> **WRITTEN INSTRUCTION**
Work out how many lines of the listing hold "stars", then state only that count.

> **Data records**
****
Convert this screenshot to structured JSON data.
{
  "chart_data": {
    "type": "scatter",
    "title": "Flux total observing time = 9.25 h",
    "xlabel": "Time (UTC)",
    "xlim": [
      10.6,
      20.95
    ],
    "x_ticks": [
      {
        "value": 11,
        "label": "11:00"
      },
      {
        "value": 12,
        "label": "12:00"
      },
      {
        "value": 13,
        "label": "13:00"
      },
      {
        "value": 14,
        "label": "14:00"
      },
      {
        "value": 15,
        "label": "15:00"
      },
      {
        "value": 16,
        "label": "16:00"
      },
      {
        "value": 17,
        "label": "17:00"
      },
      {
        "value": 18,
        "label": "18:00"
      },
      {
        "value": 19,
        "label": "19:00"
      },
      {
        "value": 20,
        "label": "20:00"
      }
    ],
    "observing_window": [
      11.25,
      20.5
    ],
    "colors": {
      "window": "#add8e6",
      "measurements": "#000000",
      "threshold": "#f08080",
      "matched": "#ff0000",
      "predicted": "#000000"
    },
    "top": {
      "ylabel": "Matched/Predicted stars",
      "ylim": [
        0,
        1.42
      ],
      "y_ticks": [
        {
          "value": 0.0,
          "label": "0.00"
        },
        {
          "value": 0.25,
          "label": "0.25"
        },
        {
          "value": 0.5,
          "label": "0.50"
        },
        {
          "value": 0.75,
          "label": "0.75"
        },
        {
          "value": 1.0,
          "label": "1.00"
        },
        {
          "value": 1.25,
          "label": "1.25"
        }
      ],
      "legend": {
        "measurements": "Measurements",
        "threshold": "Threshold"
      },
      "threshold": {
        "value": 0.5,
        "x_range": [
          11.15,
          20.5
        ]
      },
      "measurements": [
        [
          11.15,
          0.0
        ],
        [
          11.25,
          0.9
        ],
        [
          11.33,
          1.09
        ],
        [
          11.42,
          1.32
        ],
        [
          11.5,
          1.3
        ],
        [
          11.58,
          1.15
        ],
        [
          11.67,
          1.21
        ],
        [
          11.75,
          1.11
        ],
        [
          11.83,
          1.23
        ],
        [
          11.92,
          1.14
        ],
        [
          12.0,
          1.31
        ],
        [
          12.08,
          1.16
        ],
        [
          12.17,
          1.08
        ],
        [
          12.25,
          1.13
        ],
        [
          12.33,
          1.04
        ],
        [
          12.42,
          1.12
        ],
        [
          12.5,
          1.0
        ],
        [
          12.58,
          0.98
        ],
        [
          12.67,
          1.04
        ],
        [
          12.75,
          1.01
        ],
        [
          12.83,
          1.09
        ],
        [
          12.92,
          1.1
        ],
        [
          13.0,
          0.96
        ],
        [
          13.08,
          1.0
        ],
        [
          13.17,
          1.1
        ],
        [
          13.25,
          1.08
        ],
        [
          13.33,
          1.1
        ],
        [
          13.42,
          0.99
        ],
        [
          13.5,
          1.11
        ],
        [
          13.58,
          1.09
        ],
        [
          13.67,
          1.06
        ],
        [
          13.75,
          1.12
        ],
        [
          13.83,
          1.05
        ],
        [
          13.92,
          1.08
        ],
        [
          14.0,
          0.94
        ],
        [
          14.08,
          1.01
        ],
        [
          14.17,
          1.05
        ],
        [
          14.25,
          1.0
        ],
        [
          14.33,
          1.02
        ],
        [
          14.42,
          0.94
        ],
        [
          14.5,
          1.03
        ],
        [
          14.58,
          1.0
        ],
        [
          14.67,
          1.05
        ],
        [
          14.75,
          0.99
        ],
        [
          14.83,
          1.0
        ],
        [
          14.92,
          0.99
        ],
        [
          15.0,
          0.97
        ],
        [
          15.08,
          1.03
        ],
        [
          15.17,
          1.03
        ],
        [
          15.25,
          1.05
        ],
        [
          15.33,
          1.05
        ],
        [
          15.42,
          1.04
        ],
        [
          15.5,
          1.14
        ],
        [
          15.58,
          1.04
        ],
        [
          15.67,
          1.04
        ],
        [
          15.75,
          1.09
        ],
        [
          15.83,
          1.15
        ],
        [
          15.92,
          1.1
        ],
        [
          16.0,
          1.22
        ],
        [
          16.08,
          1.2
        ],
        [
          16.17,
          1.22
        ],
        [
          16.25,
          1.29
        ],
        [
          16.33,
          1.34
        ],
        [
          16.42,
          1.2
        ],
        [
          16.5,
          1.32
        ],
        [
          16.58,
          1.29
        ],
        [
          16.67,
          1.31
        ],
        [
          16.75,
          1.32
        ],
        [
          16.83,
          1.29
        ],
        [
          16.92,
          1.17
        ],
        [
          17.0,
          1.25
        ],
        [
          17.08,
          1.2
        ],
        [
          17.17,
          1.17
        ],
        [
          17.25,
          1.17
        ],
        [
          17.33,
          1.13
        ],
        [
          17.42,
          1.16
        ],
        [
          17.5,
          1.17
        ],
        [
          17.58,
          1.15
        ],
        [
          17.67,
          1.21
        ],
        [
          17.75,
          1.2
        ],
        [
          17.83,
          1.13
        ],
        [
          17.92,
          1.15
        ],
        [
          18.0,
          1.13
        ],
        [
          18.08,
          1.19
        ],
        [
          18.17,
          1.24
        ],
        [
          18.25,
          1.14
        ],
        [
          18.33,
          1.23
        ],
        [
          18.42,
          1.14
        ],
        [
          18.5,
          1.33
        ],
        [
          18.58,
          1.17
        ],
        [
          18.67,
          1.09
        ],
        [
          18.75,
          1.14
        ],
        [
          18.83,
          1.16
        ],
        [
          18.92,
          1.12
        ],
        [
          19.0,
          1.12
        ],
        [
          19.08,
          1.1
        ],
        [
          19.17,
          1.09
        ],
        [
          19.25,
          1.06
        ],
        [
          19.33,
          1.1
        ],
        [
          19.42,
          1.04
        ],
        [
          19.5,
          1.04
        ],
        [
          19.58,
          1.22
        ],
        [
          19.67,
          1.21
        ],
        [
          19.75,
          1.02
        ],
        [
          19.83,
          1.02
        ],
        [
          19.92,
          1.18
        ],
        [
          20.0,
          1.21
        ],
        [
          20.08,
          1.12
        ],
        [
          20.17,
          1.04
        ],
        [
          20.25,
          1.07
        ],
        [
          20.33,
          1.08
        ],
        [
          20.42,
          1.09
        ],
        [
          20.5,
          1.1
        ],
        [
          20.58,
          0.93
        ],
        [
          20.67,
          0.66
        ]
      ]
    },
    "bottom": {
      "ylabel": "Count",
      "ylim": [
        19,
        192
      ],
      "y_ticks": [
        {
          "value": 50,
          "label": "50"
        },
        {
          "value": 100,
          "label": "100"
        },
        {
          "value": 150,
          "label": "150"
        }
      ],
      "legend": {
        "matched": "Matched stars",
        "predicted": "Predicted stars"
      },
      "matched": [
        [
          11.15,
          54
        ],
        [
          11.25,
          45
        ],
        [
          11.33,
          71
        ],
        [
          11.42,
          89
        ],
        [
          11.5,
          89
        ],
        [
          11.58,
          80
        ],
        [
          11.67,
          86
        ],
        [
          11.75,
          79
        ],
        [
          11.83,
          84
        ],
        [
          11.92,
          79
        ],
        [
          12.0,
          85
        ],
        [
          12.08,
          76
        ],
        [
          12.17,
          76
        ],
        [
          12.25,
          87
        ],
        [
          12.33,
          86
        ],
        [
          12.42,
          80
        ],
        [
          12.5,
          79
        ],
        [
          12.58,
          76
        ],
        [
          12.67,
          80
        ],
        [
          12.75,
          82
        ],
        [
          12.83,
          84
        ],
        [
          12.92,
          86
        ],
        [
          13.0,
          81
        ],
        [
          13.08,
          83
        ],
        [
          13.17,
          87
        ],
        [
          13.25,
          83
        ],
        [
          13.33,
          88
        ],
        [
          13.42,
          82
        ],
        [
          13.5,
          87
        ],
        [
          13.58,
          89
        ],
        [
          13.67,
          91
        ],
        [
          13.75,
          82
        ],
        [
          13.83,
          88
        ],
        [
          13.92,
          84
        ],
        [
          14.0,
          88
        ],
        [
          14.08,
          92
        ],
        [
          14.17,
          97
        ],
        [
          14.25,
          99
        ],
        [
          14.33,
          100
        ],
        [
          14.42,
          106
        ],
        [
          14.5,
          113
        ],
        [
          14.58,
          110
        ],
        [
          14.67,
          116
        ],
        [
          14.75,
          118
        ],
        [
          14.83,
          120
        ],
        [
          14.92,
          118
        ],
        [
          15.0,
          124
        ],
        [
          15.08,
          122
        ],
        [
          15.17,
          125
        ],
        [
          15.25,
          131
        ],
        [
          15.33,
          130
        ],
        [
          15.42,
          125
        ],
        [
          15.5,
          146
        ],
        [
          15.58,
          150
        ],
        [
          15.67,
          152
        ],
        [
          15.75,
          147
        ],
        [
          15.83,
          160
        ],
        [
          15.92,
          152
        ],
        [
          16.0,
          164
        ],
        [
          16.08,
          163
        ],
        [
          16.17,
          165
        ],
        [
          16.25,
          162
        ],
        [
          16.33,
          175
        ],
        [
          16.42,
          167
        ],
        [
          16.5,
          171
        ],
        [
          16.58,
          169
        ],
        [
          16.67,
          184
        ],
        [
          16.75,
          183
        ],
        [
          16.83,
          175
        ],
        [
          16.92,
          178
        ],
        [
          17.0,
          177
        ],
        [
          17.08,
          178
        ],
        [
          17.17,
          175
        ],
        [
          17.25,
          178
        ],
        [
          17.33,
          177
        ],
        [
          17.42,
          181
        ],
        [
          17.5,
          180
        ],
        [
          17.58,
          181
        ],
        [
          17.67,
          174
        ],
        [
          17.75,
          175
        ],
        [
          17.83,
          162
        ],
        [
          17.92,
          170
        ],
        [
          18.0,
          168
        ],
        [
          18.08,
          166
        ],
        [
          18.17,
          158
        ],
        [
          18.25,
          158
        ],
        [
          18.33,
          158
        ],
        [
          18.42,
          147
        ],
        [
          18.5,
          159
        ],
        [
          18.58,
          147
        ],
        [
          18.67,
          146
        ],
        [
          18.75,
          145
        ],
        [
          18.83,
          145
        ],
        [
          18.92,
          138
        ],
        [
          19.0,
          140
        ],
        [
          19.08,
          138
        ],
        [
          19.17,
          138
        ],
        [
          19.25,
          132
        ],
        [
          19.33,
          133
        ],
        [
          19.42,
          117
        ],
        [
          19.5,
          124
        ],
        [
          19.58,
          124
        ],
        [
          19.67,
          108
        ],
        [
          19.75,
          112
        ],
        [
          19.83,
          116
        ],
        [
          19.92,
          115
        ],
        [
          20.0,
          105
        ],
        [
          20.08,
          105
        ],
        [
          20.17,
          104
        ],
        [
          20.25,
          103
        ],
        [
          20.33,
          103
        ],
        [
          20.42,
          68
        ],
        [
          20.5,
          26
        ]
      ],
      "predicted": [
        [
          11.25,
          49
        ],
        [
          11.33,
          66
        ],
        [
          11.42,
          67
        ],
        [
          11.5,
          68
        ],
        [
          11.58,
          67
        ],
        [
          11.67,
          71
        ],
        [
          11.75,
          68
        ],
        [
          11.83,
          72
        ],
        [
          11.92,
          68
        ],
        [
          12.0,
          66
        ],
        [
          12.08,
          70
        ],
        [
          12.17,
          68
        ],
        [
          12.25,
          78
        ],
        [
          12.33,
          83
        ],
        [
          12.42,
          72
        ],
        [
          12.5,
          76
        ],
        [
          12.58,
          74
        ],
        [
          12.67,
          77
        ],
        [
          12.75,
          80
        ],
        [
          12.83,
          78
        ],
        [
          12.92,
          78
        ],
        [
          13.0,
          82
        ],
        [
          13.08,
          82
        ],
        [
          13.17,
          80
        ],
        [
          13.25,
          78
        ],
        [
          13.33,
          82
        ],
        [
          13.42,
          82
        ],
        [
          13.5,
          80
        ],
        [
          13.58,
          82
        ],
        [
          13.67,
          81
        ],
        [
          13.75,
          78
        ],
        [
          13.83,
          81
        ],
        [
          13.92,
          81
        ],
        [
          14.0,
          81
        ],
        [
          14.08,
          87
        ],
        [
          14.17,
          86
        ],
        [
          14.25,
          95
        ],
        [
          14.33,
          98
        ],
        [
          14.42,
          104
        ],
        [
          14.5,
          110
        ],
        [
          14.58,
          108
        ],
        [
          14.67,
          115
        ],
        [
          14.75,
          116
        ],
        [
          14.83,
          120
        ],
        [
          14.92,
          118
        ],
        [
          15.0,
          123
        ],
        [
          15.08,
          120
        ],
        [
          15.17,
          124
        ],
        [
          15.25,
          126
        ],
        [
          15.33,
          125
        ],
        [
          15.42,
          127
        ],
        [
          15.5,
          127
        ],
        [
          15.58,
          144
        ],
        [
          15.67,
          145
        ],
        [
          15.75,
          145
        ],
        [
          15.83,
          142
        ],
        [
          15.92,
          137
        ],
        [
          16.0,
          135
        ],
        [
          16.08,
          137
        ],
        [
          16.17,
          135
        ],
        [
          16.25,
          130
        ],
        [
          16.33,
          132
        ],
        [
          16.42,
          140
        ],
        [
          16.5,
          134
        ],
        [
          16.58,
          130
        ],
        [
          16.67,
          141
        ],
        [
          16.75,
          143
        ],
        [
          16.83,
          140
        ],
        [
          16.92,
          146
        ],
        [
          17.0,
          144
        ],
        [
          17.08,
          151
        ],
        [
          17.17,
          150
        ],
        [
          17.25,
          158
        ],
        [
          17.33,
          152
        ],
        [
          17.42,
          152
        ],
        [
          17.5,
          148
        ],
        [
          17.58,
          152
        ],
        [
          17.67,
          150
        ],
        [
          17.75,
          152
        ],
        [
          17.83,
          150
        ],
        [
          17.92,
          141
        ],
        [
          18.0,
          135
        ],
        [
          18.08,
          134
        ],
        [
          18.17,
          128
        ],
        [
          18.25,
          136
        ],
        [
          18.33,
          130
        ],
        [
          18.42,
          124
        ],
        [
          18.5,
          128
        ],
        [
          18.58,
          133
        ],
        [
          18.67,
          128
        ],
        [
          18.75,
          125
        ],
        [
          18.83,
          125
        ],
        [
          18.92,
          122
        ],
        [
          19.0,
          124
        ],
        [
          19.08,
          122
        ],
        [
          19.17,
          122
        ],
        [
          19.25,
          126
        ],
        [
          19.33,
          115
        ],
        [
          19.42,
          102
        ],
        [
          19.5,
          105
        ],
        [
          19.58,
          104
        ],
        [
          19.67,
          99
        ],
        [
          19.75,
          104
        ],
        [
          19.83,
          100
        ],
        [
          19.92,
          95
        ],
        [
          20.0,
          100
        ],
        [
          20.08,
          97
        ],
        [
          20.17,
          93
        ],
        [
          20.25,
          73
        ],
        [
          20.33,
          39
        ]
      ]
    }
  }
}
****
> **EXERCISE OUTPUT**
3